**WHAT YOU WILL DO:**
Repeat the records below exactly, leaving out any pictures.

- - - -

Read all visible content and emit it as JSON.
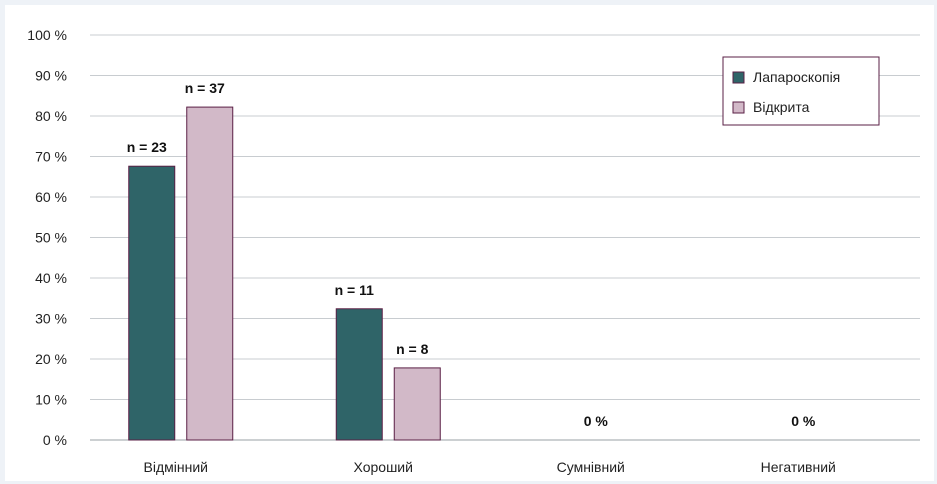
{
  "chart_data": {
    "type": "bar",
    "categories": [
      "Відмінний",
      "Хороший",
      "Сумнівний",
      "Негативний"
    ],
    "series": [
      {
        "name": "Лапароскопія",
        "color": "#2f6468",
        "values": [
          67.6,
          32.4,
          0,
          0
        ]
      },
      {
        "name": "Відкрита",
        "color": "#d2b9c8",
        "values": [
          82.2,
          17.8,
          0,
          0
        ]
      }
    ],
    "data_labels": [
      "n = 23",
      "n = 37",
      "n = 11",
      "n = 8",
      "0 %",
      "0 %"
    ],
    "y_ticks": [
      "0 %",
      "10 %",
      "20 %",
      "30 %",
      "40 %",
      "50 %",
      "60 %",
      "70 %",
      "80 %",
      "90 %",
      "100 %"
    ],
    "ylim": [
      0,
      100
    ],
    "grid": true,
    "legend": "top-right",
    "bar_border_color": "#5a1f45"
  }
}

- - - -

**THE ANSWER:**
Read all visible content and emit it as JSON.
{
  "chart_data": {
    "type": "bar",
    "categories": [
      "Відмінний",
      "Хороший",
      "Сумнівний",
      "Негативний"
    ],
    "series": [
      {
        "name": "Лапароскопія",
        "color": "#2f6468",
        "values": [
          67.6,
          32.4,
          0,
          0
        ]
      },
      {
        "name": "Відкрита",
        "color": "#d2b9c8",
        "values": [
          82.2,
          17.8,
          0,
          0
        ]
      }
    ],
    "data_labels": [
      "n = 23",
      "n = 37",
      "n = 11",
      "n = 8",
      "0 %",
      "0 %"
    ],
    "y_ticks": [
      "0 %",
      "10 %",
      "20 %",
      "30 %",
      "40 %",
      "50 %",
      "60 %",
      "70 %",
      "80 %",
      "90 %",
      "100 %"
    ],
    "ylim": [
      0,
      100
    ],
    "grid": true,
    "legend": "top-right",
    "bar_border_color": "#5a1f45"
  }
}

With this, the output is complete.